AIM OF THE TASK
Would you please copy each line below that includes the string "Bacillus"?

DATA FOR THIS EXERCISE
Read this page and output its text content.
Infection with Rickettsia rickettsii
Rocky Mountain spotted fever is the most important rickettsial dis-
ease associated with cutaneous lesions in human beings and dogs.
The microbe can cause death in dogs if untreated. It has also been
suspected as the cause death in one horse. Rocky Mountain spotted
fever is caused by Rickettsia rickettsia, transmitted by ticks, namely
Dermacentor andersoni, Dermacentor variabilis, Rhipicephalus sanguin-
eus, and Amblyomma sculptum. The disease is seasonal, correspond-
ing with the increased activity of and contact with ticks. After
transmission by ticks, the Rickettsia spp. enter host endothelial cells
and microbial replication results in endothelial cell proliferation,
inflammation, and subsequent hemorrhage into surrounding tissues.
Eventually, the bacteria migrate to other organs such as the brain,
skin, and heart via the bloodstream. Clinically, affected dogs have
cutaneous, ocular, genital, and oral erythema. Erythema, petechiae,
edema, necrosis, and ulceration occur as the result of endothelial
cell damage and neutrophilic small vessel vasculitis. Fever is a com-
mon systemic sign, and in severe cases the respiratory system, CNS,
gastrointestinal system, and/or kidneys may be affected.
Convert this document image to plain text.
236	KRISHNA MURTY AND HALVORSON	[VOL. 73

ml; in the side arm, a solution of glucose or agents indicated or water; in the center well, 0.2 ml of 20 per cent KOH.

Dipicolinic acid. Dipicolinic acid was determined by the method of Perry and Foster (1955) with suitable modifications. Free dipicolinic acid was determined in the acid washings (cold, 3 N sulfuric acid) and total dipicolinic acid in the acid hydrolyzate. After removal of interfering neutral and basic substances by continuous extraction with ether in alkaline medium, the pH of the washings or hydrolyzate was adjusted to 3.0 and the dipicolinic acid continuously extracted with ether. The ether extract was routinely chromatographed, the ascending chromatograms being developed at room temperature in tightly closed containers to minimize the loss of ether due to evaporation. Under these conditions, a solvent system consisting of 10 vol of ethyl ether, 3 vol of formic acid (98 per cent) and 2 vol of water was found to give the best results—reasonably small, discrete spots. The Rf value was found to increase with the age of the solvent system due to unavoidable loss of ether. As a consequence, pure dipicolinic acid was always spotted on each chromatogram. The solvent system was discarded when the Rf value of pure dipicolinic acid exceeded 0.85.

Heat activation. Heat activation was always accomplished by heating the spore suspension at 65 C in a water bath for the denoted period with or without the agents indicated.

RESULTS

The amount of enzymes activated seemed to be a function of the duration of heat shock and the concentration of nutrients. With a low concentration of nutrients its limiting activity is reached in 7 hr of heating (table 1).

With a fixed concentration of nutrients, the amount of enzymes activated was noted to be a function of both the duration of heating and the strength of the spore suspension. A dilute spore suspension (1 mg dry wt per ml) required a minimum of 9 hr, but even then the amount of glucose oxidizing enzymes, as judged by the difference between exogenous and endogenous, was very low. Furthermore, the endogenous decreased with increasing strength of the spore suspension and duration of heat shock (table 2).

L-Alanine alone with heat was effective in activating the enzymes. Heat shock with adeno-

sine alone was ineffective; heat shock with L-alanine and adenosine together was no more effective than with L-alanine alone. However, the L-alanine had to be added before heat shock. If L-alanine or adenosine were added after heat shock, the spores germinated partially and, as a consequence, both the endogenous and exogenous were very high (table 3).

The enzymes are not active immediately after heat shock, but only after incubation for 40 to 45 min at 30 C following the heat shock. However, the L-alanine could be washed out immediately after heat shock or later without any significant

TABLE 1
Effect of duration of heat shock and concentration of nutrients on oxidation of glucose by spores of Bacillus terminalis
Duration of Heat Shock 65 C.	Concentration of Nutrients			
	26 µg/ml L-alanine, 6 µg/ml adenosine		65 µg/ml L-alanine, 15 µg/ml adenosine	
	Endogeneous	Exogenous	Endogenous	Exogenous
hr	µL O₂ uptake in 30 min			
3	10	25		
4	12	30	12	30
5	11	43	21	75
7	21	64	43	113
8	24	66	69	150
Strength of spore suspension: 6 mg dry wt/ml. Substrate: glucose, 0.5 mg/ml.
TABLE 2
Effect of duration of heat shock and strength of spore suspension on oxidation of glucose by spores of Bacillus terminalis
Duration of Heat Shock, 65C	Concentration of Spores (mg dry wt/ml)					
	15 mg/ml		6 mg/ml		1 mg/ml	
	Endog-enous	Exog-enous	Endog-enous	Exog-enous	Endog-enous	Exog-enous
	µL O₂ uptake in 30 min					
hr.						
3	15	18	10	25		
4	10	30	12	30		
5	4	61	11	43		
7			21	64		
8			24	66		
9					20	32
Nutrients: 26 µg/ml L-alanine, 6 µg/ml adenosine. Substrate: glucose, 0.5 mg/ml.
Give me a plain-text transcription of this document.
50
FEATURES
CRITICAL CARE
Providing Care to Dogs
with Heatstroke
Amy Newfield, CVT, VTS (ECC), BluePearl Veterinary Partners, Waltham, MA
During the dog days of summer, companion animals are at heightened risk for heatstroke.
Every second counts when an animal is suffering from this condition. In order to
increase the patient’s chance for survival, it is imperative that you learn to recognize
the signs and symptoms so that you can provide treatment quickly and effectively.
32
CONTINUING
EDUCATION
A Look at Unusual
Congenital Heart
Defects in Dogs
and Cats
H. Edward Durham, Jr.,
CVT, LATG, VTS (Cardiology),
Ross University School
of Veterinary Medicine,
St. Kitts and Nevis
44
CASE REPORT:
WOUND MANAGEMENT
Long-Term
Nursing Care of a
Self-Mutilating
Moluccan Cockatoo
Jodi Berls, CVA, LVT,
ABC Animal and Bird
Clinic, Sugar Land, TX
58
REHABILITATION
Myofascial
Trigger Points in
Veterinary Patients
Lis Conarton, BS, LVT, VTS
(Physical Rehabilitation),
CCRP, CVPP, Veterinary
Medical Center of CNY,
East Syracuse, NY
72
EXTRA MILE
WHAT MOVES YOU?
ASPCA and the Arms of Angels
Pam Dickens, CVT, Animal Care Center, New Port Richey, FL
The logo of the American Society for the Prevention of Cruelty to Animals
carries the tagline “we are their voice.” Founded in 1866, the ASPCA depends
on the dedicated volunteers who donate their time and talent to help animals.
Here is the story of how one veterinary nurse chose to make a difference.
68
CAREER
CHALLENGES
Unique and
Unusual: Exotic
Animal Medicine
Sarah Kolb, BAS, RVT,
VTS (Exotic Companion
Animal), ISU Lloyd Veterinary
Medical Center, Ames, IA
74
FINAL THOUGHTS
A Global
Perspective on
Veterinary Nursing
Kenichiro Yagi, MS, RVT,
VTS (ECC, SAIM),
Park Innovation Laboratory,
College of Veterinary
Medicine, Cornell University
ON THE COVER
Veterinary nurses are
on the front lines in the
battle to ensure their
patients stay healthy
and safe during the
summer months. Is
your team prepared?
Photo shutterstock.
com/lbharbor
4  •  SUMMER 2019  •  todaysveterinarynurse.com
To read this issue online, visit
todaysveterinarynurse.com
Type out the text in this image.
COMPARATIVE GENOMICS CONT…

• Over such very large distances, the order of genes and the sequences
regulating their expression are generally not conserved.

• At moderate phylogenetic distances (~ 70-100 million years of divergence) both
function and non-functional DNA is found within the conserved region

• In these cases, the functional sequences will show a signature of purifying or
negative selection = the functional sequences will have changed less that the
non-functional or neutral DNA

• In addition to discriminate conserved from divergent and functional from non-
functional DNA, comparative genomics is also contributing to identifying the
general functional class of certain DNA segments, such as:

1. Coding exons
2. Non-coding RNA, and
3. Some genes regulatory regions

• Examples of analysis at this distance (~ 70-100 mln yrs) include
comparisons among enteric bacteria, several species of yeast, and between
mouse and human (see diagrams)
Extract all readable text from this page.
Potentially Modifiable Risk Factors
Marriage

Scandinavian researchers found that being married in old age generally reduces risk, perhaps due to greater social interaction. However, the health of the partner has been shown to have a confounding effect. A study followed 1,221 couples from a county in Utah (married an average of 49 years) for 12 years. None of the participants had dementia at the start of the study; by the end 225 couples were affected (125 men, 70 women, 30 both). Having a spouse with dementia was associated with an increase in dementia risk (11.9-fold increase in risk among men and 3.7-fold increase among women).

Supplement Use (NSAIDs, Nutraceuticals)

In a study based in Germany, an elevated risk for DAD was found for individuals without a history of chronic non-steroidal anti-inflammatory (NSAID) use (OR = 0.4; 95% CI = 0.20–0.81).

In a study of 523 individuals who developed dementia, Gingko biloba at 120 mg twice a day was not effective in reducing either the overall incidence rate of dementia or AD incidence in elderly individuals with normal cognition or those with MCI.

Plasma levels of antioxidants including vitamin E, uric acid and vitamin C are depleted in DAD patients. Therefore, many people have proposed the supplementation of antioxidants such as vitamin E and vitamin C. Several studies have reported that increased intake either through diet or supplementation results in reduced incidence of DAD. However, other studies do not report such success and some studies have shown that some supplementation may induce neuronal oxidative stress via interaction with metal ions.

ANSWER TO THIS TASK
Effect of duration of heat shock and concentration of nutrients on oxidation of glucose by spores of Bacillus terminalis
Effect of duration of heat shock and strength of spore suspension on oxidation of glucose by spores of Bacillus terminalis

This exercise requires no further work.